### PROVIDED DATA
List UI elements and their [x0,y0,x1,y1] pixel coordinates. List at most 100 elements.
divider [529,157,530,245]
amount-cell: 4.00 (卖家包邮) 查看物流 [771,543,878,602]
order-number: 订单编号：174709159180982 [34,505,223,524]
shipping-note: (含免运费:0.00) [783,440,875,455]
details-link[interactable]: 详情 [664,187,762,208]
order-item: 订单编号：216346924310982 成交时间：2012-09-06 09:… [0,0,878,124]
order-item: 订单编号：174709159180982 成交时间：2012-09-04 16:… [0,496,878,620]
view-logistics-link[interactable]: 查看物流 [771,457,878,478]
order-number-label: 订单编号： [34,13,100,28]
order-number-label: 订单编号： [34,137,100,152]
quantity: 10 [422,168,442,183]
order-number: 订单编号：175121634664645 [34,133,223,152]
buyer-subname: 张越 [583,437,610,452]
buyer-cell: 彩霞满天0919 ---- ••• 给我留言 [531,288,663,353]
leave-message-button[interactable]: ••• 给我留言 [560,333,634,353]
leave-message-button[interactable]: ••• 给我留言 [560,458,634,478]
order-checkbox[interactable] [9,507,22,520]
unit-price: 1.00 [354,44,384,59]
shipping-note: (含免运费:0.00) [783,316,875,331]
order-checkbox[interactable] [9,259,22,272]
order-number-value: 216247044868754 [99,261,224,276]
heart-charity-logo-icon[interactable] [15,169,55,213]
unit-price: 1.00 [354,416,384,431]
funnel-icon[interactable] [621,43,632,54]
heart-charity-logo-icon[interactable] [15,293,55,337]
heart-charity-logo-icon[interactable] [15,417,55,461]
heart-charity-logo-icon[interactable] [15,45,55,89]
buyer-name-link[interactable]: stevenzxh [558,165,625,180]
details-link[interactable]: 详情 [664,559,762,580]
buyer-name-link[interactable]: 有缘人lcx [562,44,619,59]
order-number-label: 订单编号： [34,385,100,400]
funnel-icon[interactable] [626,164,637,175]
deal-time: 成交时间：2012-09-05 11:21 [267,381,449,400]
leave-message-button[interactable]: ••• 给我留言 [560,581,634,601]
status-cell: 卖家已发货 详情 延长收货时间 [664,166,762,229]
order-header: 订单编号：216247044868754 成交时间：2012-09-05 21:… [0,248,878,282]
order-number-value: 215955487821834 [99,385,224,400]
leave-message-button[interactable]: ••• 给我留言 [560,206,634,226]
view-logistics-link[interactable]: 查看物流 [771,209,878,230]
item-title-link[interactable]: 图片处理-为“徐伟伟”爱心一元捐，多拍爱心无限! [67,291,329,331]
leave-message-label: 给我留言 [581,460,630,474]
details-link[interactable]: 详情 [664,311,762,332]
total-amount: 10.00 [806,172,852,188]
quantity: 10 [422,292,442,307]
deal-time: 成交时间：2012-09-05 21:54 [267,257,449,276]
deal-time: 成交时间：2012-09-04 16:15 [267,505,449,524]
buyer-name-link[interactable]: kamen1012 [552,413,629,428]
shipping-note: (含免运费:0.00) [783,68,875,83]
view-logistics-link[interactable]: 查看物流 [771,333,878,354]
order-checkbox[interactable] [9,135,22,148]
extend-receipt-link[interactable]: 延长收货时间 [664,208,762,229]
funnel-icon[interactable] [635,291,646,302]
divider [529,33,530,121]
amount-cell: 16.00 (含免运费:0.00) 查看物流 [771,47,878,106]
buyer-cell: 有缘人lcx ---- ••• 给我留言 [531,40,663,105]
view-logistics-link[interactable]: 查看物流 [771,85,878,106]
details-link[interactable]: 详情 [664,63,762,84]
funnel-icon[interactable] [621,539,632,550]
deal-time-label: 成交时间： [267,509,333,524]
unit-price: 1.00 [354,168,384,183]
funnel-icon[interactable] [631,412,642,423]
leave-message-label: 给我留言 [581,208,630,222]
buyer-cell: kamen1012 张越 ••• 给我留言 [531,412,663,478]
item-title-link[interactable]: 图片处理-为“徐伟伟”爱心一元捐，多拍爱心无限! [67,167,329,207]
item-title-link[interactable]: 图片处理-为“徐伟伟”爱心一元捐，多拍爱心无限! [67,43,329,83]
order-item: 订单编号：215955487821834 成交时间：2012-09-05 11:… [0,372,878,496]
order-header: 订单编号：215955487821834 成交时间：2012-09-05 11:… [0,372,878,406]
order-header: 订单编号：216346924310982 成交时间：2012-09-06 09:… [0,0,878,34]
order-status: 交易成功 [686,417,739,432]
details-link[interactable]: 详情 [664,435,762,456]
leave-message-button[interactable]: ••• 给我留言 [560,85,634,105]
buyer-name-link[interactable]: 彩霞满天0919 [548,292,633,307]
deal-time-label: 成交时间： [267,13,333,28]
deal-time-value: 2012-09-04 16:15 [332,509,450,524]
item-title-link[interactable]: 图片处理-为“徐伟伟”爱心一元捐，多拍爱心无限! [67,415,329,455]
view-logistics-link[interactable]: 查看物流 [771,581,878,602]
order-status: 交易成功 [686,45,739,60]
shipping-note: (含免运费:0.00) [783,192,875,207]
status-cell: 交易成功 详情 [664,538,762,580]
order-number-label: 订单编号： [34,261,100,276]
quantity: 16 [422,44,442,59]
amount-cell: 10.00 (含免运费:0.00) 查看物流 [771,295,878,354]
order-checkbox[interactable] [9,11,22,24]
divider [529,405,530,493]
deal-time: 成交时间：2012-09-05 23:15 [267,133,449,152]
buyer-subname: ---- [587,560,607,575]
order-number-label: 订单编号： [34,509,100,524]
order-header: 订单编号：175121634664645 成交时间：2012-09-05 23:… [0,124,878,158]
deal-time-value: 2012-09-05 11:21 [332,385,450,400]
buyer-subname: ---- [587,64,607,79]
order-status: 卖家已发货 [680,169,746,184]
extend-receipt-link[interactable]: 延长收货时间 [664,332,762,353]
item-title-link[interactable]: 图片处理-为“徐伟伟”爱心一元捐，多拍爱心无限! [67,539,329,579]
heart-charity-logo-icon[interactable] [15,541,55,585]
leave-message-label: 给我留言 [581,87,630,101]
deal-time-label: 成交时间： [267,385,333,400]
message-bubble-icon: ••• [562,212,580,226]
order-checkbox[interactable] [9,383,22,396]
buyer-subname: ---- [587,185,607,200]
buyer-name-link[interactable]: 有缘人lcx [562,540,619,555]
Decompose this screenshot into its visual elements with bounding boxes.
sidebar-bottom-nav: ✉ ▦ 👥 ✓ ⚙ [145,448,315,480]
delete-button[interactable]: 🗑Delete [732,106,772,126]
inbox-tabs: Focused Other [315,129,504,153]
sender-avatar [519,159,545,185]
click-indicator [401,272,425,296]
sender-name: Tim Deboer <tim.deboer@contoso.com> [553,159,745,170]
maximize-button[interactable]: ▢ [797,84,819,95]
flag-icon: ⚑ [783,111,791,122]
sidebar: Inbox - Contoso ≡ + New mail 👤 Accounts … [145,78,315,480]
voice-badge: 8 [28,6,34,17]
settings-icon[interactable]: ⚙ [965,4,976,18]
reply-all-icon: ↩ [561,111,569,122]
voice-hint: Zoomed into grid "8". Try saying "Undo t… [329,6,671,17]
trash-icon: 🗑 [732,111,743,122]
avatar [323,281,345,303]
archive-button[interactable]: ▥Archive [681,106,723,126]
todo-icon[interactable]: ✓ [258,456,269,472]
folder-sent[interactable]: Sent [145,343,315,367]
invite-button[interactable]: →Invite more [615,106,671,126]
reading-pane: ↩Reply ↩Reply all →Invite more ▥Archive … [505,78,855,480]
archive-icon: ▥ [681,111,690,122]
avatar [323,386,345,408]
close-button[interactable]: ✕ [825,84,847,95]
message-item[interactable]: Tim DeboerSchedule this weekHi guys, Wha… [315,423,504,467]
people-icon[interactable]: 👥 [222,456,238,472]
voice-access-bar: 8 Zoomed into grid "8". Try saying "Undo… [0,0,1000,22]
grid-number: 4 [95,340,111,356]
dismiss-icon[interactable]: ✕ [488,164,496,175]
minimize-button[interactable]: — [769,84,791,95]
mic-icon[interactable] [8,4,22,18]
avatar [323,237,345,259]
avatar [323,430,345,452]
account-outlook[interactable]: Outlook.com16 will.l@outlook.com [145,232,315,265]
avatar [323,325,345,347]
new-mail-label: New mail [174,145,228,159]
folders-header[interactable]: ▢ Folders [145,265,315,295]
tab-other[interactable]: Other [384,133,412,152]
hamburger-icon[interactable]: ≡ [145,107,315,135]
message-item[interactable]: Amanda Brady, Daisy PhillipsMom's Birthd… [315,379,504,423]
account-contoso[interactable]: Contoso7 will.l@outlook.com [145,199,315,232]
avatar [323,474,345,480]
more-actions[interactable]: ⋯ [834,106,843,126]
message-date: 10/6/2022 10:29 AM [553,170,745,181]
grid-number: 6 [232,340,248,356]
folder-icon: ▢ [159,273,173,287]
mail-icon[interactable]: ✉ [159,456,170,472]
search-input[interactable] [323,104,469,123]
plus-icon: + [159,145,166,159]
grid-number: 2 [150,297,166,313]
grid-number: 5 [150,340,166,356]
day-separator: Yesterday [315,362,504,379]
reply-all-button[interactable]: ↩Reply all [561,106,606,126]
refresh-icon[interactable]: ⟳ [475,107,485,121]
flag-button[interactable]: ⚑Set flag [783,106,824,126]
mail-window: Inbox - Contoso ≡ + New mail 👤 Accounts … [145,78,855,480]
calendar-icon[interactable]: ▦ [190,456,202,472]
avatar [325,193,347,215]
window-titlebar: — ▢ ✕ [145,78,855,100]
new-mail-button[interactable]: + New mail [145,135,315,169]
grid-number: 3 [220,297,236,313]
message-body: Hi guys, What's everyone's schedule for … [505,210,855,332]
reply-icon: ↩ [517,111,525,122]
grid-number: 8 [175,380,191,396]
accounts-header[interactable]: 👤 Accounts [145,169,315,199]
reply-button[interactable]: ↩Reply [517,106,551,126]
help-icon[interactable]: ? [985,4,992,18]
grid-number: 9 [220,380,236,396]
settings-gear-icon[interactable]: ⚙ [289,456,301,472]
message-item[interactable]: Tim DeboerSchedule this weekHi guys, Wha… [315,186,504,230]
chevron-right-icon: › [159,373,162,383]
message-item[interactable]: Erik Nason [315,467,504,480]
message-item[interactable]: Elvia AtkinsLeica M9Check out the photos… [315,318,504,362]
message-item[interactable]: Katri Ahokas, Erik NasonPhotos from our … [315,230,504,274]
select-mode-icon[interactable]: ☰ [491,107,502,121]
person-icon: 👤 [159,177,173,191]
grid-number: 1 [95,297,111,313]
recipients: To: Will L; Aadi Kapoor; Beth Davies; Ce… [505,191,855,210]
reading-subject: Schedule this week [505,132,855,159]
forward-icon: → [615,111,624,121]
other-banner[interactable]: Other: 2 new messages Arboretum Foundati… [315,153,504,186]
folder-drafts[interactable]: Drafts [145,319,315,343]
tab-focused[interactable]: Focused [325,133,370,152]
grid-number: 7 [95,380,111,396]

### WORK TO COMPLETE
Reproduce the listing above verbatim, starting at its first line and ending with the line that contains "order-number-value: 216247044868754 [99,261,224,276]", both included.

### EXERCISE RESULT
List UI elements and their [x0,y0,x1,y1] pixel coordinates. List at most 100 elements.
divider [529,157,530,245]
amount-cell: 4.00 (卖家包邮) 查看物流 [771,543,878,602]
order-number: 订单编号：174709159180982 [34,505,223,524]
shipping-note: (含免运费:0.00) [783,440,875,455]
details-link[interactable]: 详情 [664,187,762,208]
order-item: 订单编号：216346924310982 成交时间：2012-09-06 09:… [0,0,878,124]
order-item: 订单编号：174709159180982 成交时间：2012-09-04 16:… [0,496,878,620]
view-logistics-link[interactable]: 查看物流 [771,457,878,478]
order-number-label: 订单编号： [34,13,100,28]
order-number-label: 订单编号： [34,137,100,152]
quantity: 10 [422,168,442,183]
order-number: 订单编号：175121634664645 [34,133,223,152]
buyer-subname: 张越 [583,437,610,452]
buyer-cell: 彩霞满天0919 ---- ••• 给我留言 [531,288,663,353]
leave-message-button[interactable]: ••• 给我留言 [560,333,634,353]
leave-message-button[interactable]: ••• 给我留言 [560,458,634,478]
order-checkbox[interactable] [9,507,22,520]
unit-price: 1.00 [354,44,384,59]
shipping-note: (含免运费:0.00) [783,316,875,331]
order-checkbox[interactable] [9,259,22,272]
order-number-value: 216247044868754 [99,261,224,276]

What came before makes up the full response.